== Data to process ==

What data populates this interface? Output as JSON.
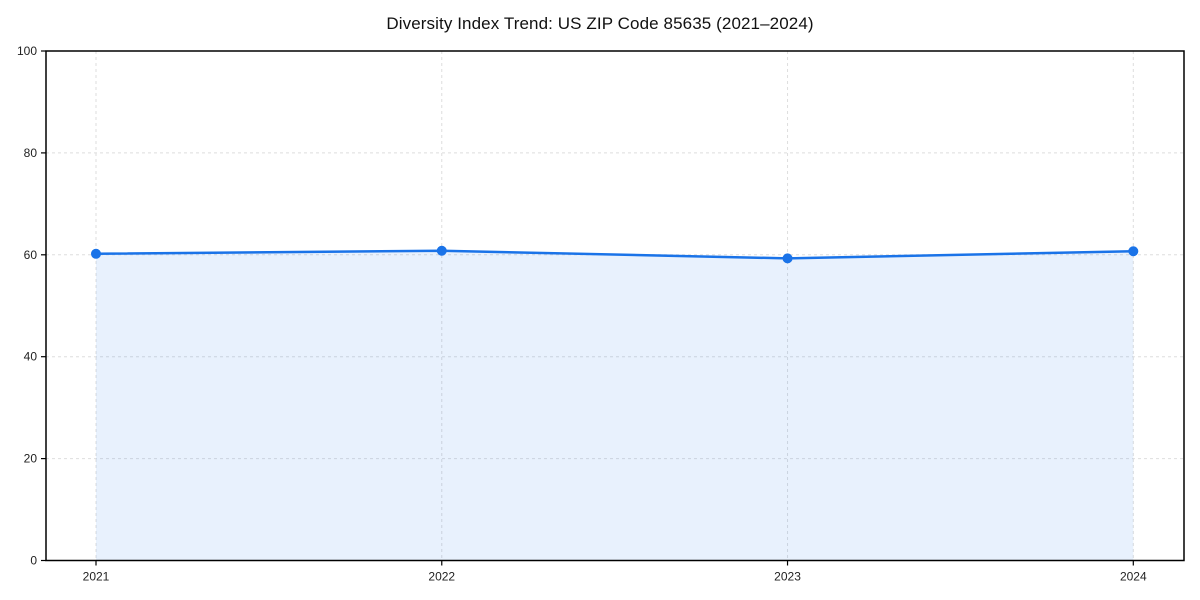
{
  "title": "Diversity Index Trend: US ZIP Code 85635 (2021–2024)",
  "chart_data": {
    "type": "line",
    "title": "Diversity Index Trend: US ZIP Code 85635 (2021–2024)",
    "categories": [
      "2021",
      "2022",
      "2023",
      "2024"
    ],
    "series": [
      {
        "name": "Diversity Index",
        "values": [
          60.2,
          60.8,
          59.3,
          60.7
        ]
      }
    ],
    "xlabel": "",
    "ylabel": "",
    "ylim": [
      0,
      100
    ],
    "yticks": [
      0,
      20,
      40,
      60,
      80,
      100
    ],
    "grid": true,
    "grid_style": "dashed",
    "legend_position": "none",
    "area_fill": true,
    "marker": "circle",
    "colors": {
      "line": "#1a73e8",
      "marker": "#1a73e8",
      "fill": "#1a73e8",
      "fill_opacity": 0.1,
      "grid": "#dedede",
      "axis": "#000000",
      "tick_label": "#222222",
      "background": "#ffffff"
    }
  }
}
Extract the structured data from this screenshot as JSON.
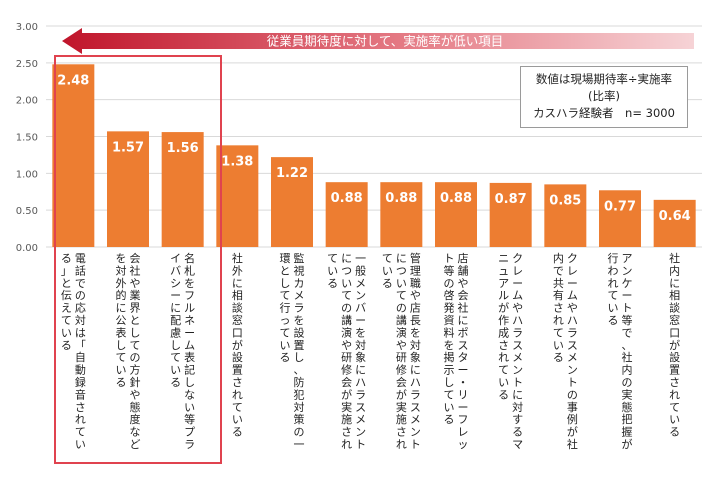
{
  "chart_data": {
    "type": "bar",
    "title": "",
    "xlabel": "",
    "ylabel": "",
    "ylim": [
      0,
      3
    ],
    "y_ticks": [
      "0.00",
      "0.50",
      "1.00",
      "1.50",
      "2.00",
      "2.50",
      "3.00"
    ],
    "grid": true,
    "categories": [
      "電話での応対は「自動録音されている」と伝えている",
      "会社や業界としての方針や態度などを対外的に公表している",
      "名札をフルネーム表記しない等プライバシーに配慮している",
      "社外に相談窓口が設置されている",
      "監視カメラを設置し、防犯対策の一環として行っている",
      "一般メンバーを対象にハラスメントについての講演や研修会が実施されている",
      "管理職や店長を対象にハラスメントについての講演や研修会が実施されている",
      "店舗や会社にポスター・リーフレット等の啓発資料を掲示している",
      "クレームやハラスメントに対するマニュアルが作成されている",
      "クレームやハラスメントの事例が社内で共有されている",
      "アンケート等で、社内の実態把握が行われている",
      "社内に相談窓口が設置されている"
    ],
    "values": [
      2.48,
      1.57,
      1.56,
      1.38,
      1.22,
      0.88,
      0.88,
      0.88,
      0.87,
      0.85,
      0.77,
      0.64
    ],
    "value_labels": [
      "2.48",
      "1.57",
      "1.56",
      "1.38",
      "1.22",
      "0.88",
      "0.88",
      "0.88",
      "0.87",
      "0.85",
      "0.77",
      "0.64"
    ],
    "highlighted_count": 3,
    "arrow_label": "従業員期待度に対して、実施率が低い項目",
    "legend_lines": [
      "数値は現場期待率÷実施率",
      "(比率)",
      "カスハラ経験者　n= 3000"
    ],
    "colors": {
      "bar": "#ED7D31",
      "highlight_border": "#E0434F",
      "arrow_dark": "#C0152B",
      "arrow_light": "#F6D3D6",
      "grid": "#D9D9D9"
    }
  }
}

===

__Goal of the exercise__.
Do not include images; quote all of the entries above exactly.

__The result__.
What data populates this interface? Output as JSON.
{
  "title": "Diversity Index Trend: US ZIP Code 85635 (2021–2024)",
  "chart_data": {
    "type": "line",
    "title": "Diversity Index Trend: US ZIP Code 85635 (2021–2024)",
    "categories": [
      "2021",
      "2022",
      "2023",
      "2024"
    ],
    "series": [
      {
        "name": "Diversity Index",
        "values": [
          60.2,
          60.8,
          59.3,
          60.7
        ]
      }
    ],
    "xlabel": "",
    "ylabel": "",
    "ylim": [
      0,
      100
    ],
    "yticks": [
      0,
      20,
      40,
      60,
      80,
      100
    ],
    "grid": true,
    "grid_style": "dashed",
    "legend_position": "none",
    "area_fill": true,
    "marker": "circle",
    "colors": {
      "line": "#1a73e8",
      "marker": "#1a73e8",
      "fill": "#1a73e8",
      "fill_opacity": 0.1,
      "grid": "#dedede",
      "axis": "#000000",
      "tick_label": "#222222",
      "background": "#ffffff"
    }
  }
}
Extract the structured data from this screenshot as JSON.
{
  "chart_data": {
    "type": "bar",
    "title": "",
    "xlabel": "",
    "ylabel": "",
    "ylim": [
      0,
      3
    ],
    "y_ticks": [
      "0.00",
      "0.50",
      "1.00",
      "1.50",
      "2.00",
      "2.50",
      "3.00"
    ],
    "grid": true,
    "categories": [
      "電話での応対は「自動録音されている」と伝えている",
      "会社や業界としての方針や態度などを対外的に公表している",
      "名札をフルネーム表記しない等プライバシーに配慮している",
      "社外に相談窓口が設置されている",
      "監視カメラを設置し、防犯対策の一環として行っている",
      "一般メンバーを対象にハラスメントについての講演や研修会が実施されている",
      "管理職や店長を対象にハラスメントについての講演や研修会が実施されている",
      "店舗や会社にポスター・リーフレット等の啓発資料を掲示している",
      "クレームやハラスメントに対するマニュアルが作成されている",
      "クレームやハラスメントの事例が社内で共有されている",
      "アンケート等で、社内の実態把握が行われている",
      "社内に相談窓口が設置されている"
    ],
    "values": [
      2.48,
      1.57,
      1.56,
      1.38,
      1.22,
      0.88,
      0.88,
      0.88,
      0.87,
      0.85,
      0.77,
      0.64
    ],
    "value_labels": [
      "2.48",
      "1.57",
      "1.56",
      "1.38",
      "1.22",
      "0.88",
      "0.88",
      "0.88",
      "0.87",
      "0.85",
      "0.77",
      "0.64"
    ],
    "highlighted_count": 3,
    "arrow_label": "従業員期待度に対して、実施率が低い項目",
    "legend_lines": [
      "数値は現場期待率÷実施率",
      "(比率)",
      "カスハラ経験者　n= 3000"
    ],
    "colors": {
      "bar": "#ED7D31",
      "highlight_border": "#E0434F",
      "arrow_dark": "#C0152B",
      "arrow_light": "#F6D3D6",
      "grid": "#D9D9D9"
    }
  }
}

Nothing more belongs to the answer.